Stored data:

◆ ◆ ◆ ◆ ◆ ◆ ◆

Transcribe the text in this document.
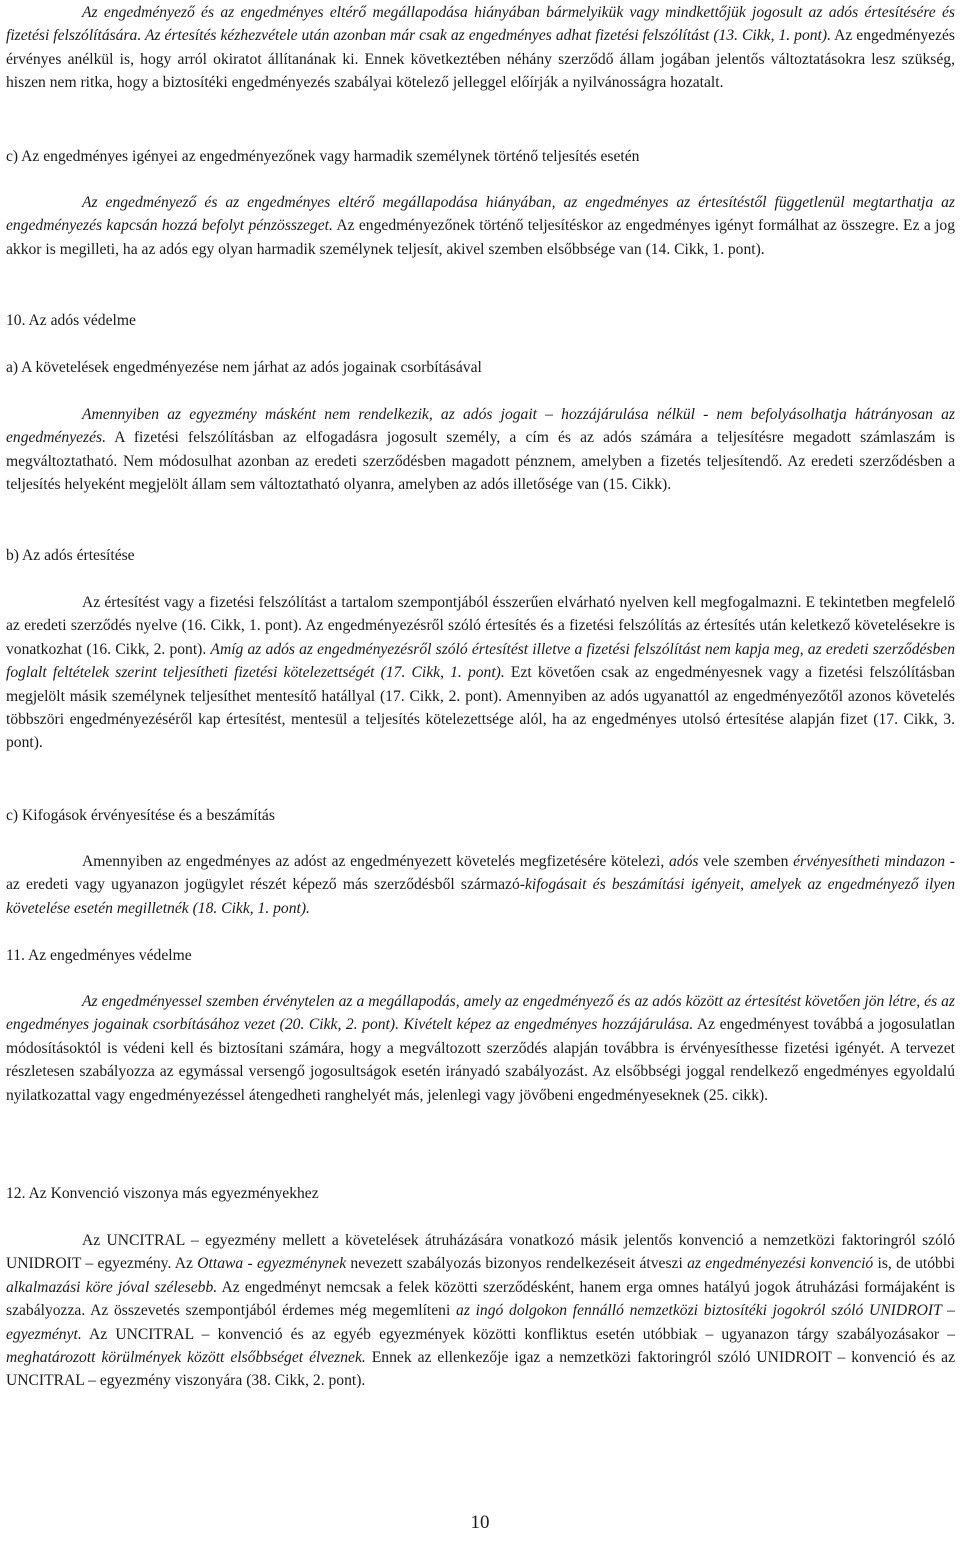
Az engedményező és az engedményes eltérő megállapodása hiányában bármelyikük vagy mindkettőjük jogosult az adós értesítésére és fizetési felszólítására. Az értesítés kézhezvétele után azonban már csak az engedményes adhat fizetési felszólítást (13. Cikk, 1. pont). Az engedményezés érvényes anélkül is, hogy arról okiratot állítanának ki. Ennek következtében néhány szerződő állam jogában jelentős változtatásokra lesz szükség, hiszen nem ritka, hogy a biztosítéki engedményezés szabályai kötelező jelleggel előírják a nyilvánosságra hozatalt.

c) Az engedményes igényei az engedményezőnek vagy harmadik személynek történő teljesítés esetén

Az engedményező és az engedményes eltérő megállapodása hiányában, az engedményes az értesítéstől függetlenül megtarthatja az engedményezés kapcsán hozzá befolyt pénzösszeget. Az engedményezőnek történő teljesítéskor az engedményes igényt formálhat az összegre. Ez a jog akkor is megilleti, ha az adós egy olyan harmadik személynek teljesít, akivel szemben elsőbbsége van (14. Cikk, 1. pont).

10. Az adós védelme

a) A követelések engedményezése nem járhat az adós jogainak csorbításával

Amennyiben az egyezmény másként nem rendelkezik, az adós jogait – hozzájárulása nélkül - nem befolyásolhatja hátrányosan az engedményezés. A fizetési felszólításban az elfogadásra jogosult személy, a cím és az adós számára a teljesítésre megadott számlaszám is megváltoztatható. Nem módosulhat azonban az eredeti szerződésben magadott pénznem, amelyben a fizetés teljesítendő. Az eredeti szerződésben a teljesítés helyeként megjelölt állam sem változtatható olyanra, amelyben az adós illetősége van (15. Cikk).

b) Az adós értesítése

Az értesítést vagy a fizetési felszólítást a tartalom szempontjából ésszerűen elvárható nyelven kell megfogalmazni. E tekintetben megfelelő az eredeti szerződés nyelve (16. Cikk, 1. pont). Az engedményezésről szóló értesítés és a fizetési felszólítás az értesítés után keletkező követelésekre is vonatkozhat (16. Cikk, 2. pont). Amíg az adós az engedményezésről szóló értesítést illetve a fizetési felszólítást nem kapja meg, az eredeti szerződésben foglalt feltételek szerint teljesítheti fizetési kötelezettségét (17. Cikk, 1. pont). Ezt követően csak az engedményesnek vagy a fizetési felszólításban megjelölt másik személynek teljesíthet mentesítő hatállyal (17. Cikk, 2. pont). Amennyiben az adós ugyanattól az engedményezőtől azonos követelés többszöri engedményezéséről kap értesítést, mentesül a teljesítés kötelezettsége alól, ha az engedményes utolsó értesítése alapján fizet (17. Cikk, 3. pont).

c) Kifogások érvényesítése és a beszámítás

Amennyiben az engedményes az adóst az engedményezett követelés megfizetésére kötelezi, adós vele szemben érvényesítheti mindazon - az eredeti vagy ugyanazon jogügylet részét képező más szerződésből származó-kifogásait és beszámítási igényeit, amelyek az engedményező ilyen követelése esetén megilletnék (18. Cikk, 1. pont).

11. Az engedményes védelme

Az engedményessel szemben érvénytelen az a megállapodás, amely az engedményező és az adós között az értesítést követően jön létre, és az engedményes jogainak csorbításához vezet (20. Cikk, 2. pont). Kivételt képez az engedményes hozzájárulása. Az engedményest továbbá a jogosulatlan módosításoktól is védeni kell és biztosítani számára, hogy a megváltozott szerződés alapján továbbra is érvényesíthesse fizetési igényét. A tervezet részletesen szabályozza az egymással versengő jogosultságok esetén irányadó szabályozást. Az elsőbbségi joggal rendelkező engedményes egyoldalú nyilatkozattal vagy engedményezéssel átengedheti ranghelyét más, jelenlegi vagy jövőbeni engedményeseknek (25. cikk).

12. Az Konvenció viszonya más egyezményekhez

Az UNCITRAL – egyezmény mellett a követelések átruházására vonatkozó másik jelentős konvenció a nemzetközi faktoringról szóló UNIDROIT – egyezmény. Az Ottawa - egyezménynek nevezett szabályozás bizonyos rendelkezéseit átveszi az engedményezési konvenció is, de utóbbi alkalmazási köre jóval szélesebb. Az engedményt nemcsak a felek közötti szerződésként, hanem erga omnes hatályú jogok átruházási formájaként is szabályozza. Az összevetés szempontjából érdemes még megemlíteni az ingó dolgokon fennálló nemzetközi biztosítéki jogokról szóló UNIDROIT – egyezményt. Az UNCITRAL – konvenció és az egyéb egyezmények közötti konfliktus esetén utóbbiak – ugyanazon tárgy szabályozásakor – meghatározott körülmények között elsőbbséget élveznek. Ennek az ellenkezője igaz a nemzetközi faktoringról szóló UNIDROIT – konvenció és az UNCITRAL – egyezmény viszonyára (38. Cikk, 2. pont).

10
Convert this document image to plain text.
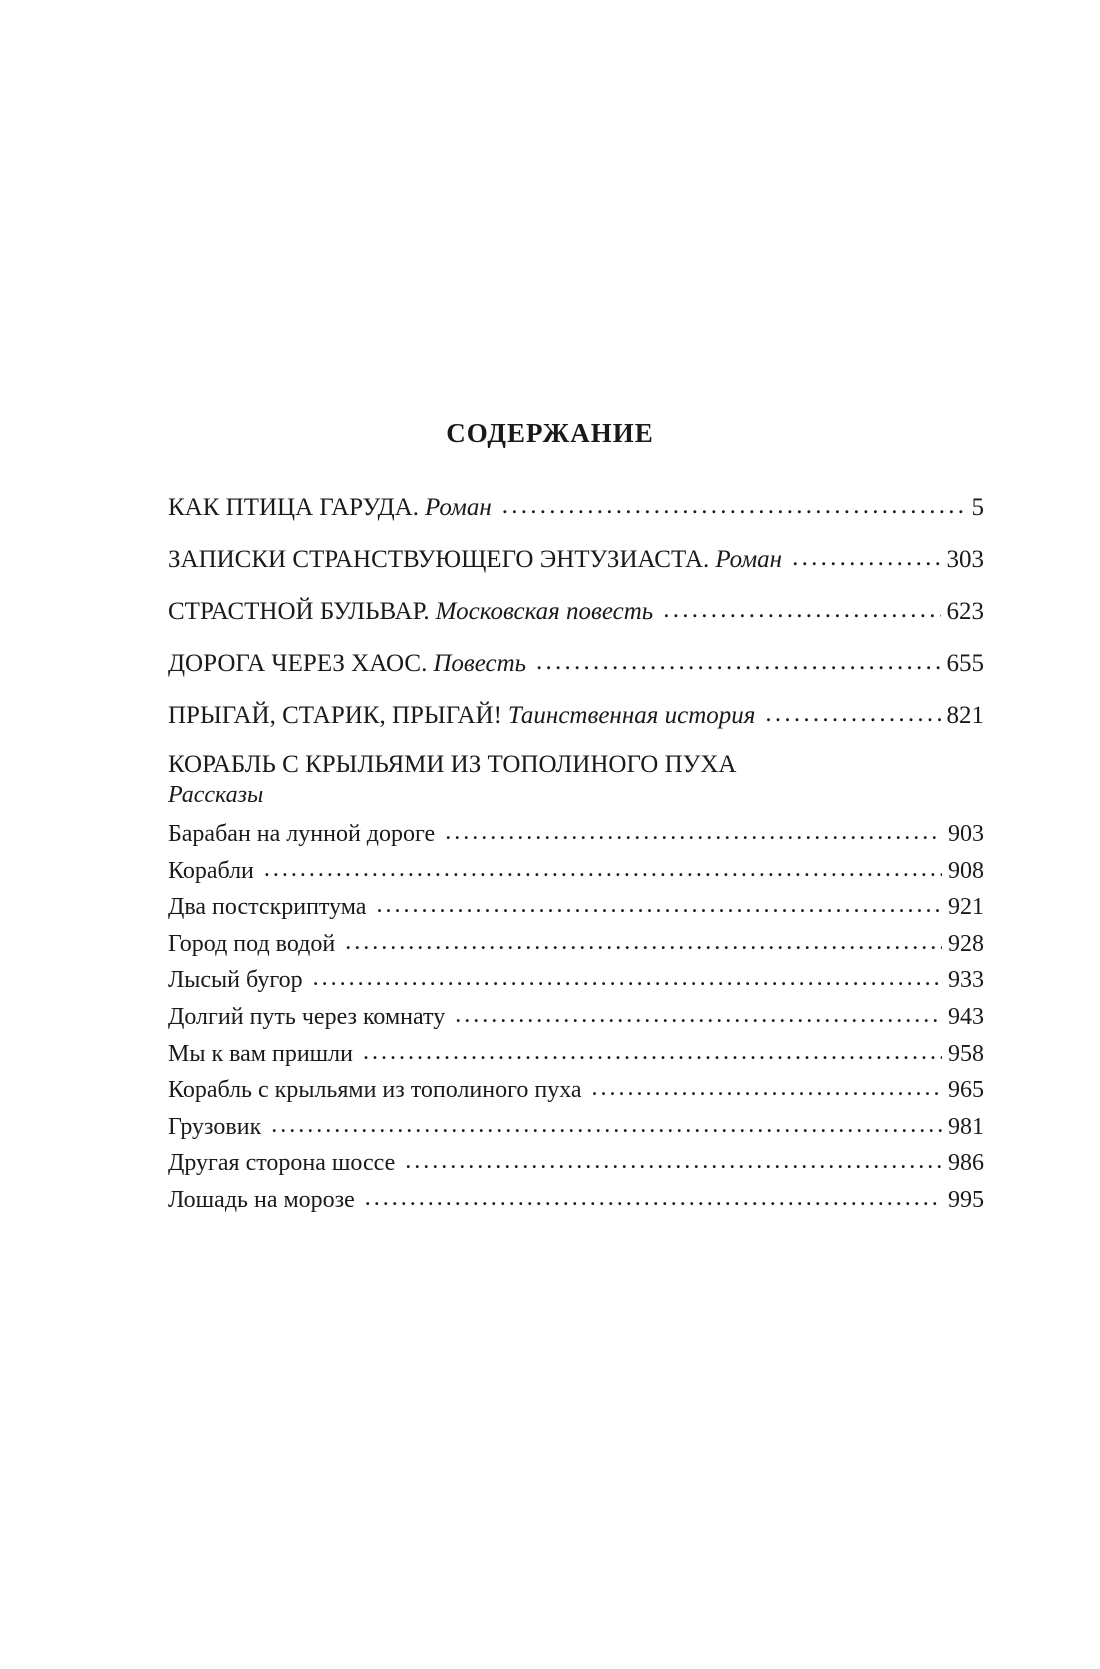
СОДЕРЖАНИЕ
КАК ПТИЦА ГАРУДА. Роман . . .	5
ЗАПИСКИ СТРАНСТВУЮЩЕГО ЭНТУЗИАСТА. Роман . . .	303
СТРАСТНОЙ БУЛЬВАР. Московская повесть . . .	623
ДОРОГА ЧЕРЕЗ ХАОС. Повесть . . .	655
ПРЫГАЙ, СТАРИК, ПРЫГАЙ! Таинственная история . . .	821
КОРАБЛЬ С КРЫЛЬЯМИ ИЗ ТОПОЛИНОГО ПУХА
Рассказы
Барабан на лунной дороге . . .	903
Корабли . . .	908
Два постскриптума . . .	921
Город под водой . . .	928
Лысый бугор . . .	933
Долгий путь через комнату . . .	943
Мы к вам пришли . . .	958
Корабль с крыльями из тополиного пуха . . .	965
Грузовик . . .	981
Другая сторона шоссе . . .	986
Лошадь на морозе . . .	995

◆ ◆ ◆ ◆ ◆ ◆ ◆

* **DIRECTION**:
Using the material above, gather every line that includes "felszólításban".

* **COMPLETE OUTPUT**:
Amennyiben az egyezmény másként nem rendelkezik, az adós jogait – hozzájárulása nélkül - nem befolyásolhatja hátrányosan az engedményezés. A fizetési felszólításban az elfogadásra jogosult személy, a cím és az adós számára a teljesítésre megadott számlaszám is megváltoztatható. Nem módosulhat azonban az eredeti szerződésben magadott pénznem, amelyben a fizetés teljesítendő. Az eredeti szerződésben a teljesítés helyeként megjelölt állam sem változtatható olyanra, amelyben az adós illetősége van (15. Cikk).
Az értesítést vagy a fizetési felszólítást a tartalom szempontjából ésszerűen elvárható nyelven kell megfogalmazni. E tekintetben megfelelő az eredeti szerződés nyelve (16. Cikk, 1. pont). Az engedményezésről szóló értesítés és a fizetési felszólítás az értesítés után keletkező követelésekre is vonatkozhat (16. Cikk, 2. pont). Amíg az adós az engedményezésről szóló értesítést illetve a fizetési felszólítást nem kapja meg, az eredeti szerződésben foglalt feltételek szerint teljesítheti fizetési kötelezettségét (17. Cikk, 1. pont). Ezt követően csak az engedményesnek vagy a fizetési felszólításban megjelölt másik személynek teljesíthet mentesítő hatállyal (17. Cikk, 2. pont). Amennyiben az adós ugyanattól az engedményezőtől azonos követelés többszöri engedményezéséről kap értesítést, mentesül a teljesítés kötelezettsége alól, ha az engedményes utolsó értesítése alapján fizet (17. Cikk, 3. pont).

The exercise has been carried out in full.